[Begin]

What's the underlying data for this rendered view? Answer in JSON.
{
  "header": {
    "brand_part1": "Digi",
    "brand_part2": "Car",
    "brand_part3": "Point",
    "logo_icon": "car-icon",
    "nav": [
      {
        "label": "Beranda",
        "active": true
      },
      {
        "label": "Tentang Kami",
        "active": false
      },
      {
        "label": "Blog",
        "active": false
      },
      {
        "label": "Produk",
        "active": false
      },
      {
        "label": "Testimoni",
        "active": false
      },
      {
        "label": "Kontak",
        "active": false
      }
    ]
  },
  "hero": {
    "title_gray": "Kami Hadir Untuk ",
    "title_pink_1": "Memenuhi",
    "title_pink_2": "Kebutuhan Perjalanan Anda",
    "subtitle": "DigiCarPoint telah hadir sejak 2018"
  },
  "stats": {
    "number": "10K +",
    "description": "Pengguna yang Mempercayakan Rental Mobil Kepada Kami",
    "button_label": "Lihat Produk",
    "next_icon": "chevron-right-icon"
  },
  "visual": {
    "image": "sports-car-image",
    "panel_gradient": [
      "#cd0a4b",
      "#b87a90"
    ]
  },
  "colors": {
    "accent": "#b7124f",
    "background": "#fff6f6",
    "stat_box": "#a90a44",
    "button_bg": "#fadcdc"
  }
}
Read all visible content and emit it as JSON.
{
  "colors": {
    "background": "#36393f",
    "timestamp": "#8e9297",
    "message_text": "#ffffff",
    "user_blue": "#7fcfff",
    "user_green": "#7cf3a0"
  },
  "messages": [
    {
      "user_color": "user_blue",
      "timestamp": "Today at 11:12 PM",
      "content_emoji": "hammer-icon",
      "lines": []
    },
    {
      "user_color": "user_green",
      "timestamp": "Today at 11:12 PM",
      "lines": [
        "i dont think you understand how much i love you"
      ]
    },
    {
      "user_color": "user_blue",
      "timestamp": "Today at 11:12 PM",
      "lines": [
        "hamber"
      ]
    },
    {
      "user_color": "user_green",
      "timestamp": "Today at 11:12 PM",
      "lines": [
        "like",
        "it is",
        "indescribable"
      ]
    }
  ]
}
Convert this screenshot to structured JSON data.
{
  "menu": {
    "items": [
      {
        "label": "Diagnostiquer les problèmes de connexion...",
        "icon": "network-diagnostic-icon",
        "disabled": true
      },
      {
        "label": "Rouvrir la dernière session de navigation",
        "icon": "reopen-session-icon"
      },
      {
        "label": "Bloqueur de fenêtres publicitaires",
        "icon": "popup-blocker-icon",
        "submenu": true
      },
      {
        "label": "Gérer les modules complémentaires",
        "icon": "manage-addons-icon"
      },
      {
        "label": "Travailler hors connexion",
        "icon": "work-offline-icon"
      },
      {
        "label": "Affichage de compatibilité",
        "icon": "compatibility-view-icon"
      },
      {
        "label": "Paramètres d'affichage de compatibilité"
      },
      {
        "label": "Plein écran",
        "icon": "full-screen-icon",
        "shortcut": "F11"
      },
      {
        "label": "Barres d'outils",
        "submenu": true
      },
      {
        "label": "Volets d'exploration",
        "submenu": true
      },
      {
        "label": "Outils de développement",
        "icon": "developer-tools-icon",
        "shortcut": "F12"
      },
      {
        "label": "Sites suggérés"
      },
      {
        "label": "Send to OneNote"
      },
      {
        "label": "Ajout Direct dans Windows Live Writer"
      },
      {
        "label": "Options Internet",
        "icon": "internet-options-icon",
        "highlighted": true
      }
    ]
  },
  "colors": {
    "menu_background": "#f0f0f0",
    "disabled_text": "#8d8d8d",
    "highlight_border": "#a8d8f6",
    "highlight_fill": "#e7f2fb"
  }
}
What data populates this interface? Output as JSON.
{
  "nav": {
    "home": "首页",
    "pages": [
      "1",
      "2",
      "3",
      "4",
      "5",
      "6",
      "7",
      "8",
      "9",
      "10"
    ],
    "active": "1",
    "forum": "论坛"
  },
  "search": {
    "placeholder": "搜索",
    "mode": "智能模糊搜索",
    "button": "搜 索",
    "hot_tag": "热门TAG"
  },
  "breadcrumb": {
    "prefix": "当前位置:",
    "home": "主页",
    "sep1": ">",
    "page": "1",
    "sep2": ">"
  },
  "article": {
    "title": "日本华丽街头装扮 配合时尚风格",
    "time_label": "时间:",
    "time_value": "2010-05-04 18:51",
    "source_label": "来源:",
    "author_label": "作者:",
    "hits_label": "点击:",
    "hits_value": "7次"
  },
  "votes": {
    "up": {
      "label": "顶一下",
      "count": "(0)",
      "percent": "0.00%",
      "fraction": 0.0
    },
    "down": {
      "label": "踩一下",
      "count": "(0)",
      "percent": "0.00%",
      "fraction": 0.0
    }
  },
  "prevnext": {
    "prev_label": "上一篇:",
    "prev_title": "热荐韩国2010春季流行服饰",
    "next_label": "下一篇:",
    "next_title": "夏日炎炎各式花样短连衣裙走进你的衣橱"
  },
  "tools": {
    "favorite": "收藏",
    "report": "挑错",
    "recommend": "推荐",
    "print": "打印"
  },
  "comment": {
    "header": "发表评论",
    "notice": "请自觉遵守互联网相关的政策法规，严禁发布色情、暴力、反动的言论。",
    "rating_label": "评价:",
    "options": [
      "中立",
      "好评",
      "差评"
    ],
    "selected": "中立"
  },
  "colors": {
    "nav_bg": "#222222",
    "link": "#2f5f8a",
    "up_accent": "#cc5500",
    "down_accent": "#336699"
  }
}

[End]

▶ _Instructions to follow_
Reproduce the material above, every line of it, exactly.

▶ _Complete response_
What's the underlying data for this rendered view? Answer in JSON.
{
  "header": {
    "brand_part1": "Digi",
    "brand_part2": "Car",
    "brand_part3": "Point",
    "logo_icon": "car-icon",
    "nav": [
      {
        "label": "Beranda",
        "active": true
      },
      {
        "label": "Tentang Kami",
        "active": false
      },
      {
        "label": "Blog",
        "active": false
      },
      {
        "label": "Produk",
        "active": false
      },
      {
        "label": "Testimoni",
        "active": false
      },
      {
        "label": "Kontak",
        "active": false
      }
    ]
  },
  "hero": {
    "title_gray": "Kami Hadir Untuk ",
    "title_pink_1": "Memenuhi",
    "title_pink_2": "Kebutuhan Perjalanan Anda",
    "subtitle": "DigiCarPoint telah hadir sejak 2018"
  },
  "stats": {
    "number": "10K +",
    "description": "Pengguna yang Mempercayakan Rental Mobil Kepada Kami",
    "button_label": "Lihat Produk",
    "next_icon": "chevron-right-icon"
  },
  "visual": {
    "image": "sports-car-image",
    "panel_gradient": [
      "#cd0a4b",
      "#b87a90"
    ]
  },
  "colors": {
    "accent": "#b7124f",
    "background": "#fff6f6",
    "stat_box": "#a90a44",
    "button_bg": "#fadcdc"
  }
}
Read all visible content and emit it as JSON.
{
  "colors": {
    "background": "#36393f",
    "timestamp": "#8e9297",
    "message_text": "#ffffff",
    "user_blue": "#7fcfff",
    "user_green": "#7cf3a0"
  },
  "messages": [
    {
      "user_color": "user_blue",
      "timestamp": "Today at 11:12 PM",
      "content_emoji": "hammer-icon",
      "lines": []
    },
    {
      "user_color": "user_green",
      "timestamp": "Today at 11:12 PM",
      "lines": [
        "i dont think you understand how much i love you"
      ]
    },
    {
      "user_color": "user_blue",
      "timestamp": "Today at 11:12 PM",
      "lines": [
        "hamber"
      ]
    },
    {
      "user_color": "user_green",
      "timestamp": "Today at 11:12 PM",
      "lines": [
        "like",
        "it is",
        "indescribable"
      ]
    }
  ]
}
Convert this screenshot to structured JSON data.
{
  "menu": {
    "items": [
      {
        "label": "Diagnostiquer les problèmes de connexion...",
        "icon": "network-diagnostic-icon",
        "disabled": true
      },
      {
        "label": "Rouvrir la dernière session de navigation",
        "icon": "reopen-session-icon"
      },
      {
        "label": "Bloqueur de fenêtres publicitaires",
        "icon": "popup-blocker-icon",
        "submenu": true
      },
      {
        "label": "Gérer les modules complémentaires",
        "icon": "manage-addons-icon"
      },
      {
        "label": "Travailler hors connexion",
        "icon": "work-offline-icon"
      },
      {
        "label": "Affichage de compatibilité",
        "icon": "compatibility-view-icon"
      },
      {
        "label": "Paramètres d'affichage de compatibilité"
      },
      {
        "label": "Plein écran",
        "icon": "full-screen-icon",
        "shortcut": "F11"
      },
      {
        "label": "Barres d'outils",
        "submenu": true
      },
      {
        "label": "Volets d'exploration",
        "submenu": true
      },
      {
        "label": "Outils de développement",
        "icon": "developer-tools-icon",
        "shortcut": "F12"
      },
      {
        "label": "Sites suggérés"
      },
      {
        "label": "Send to OneNote"
      },
      {
        "label": "Ajout Direct dans Windows Live Writer"
      },
      {
        "label": "Options Internet",
        "icon": "internet-options-icon",
        "highlighted": true
      }
    ]
  },
  "colors": {
    "menu_background": "#f0f0f0",
    "disabled_text": "#8d8d8d",
    "highlight_border": "#a8d8f6",
    "highlight_fill": "#e7f2fb"
  }
}
What data populates this interface? Output as JSON.
{
  "nav": {
    "home": "首页",
    "pages": [
      "1",
      "2",
      "3",
      "4",
      "5",
      "6",
      "7",
      "8",
      "9",
      "10"
    ],
    "active": "1",
    "forum": "论坛"
  },
  "search": {
    "placeholder": "搜索",
    "mode": "智能模糊搜索",
    "button": "搜 索",
    "hot_tag": "热门TAG"
  },
  "breadcrumb": {
    "prefix": "当前位置:",
    "home": "主页",
    "sep1": ">",
    "page": "1",
    "sep2": ">"
  },
  "article": {
    "title": "日本华丽街头装扮 配合时尚风格",
    "time_label": "时间:",
    "time_value": "2010-05-04 18:51",
    "source_label": "来源:",
    "author_label": "作者:",
    "hits_label": "点击:",
    "hits_value": "7次"
  },
  "votes": {
    "up": {
      "label": "顶一下",
      "count": "(0)",
      "percent": "0.00%",
      "fraction": 0.0
    },
    "down": {
      "label": "踩一下",
      "count": "(0)",
      "percent": "0.00%",
      "fraction": 0.0
    }
  },
  "prevnext": {
    "prev_label": "上一篇:",
    "prev_title": "热荐韩国2010春季流行服饰",
    "next_label": "下一篇:",
    "next_title": "夏日炎炎各式花样短连衣裙走进你的衣橱"
  },
  "tools": {
    "favorite": "收藏",
    "report": "挑错",
    "recommend": "推荐",
    "print": "打印"
  },
  "comment": {
    "header": "发表评论",
    "notice": "请自觉遵守互联网相关的政策法规，严禁发布色情、暴力、反动的言论。",
    "rating_label": "评价:",
    "options": [
      "中立",
      "好评",
      "差评"
    ],
    "selected": "中立"
  },
  "colors": {
    "nav_bg": "#222222",
    "link": "#2f5f8a",
    "up_accent": "#cc5500",
    "down_accent": "#336699"
  }
}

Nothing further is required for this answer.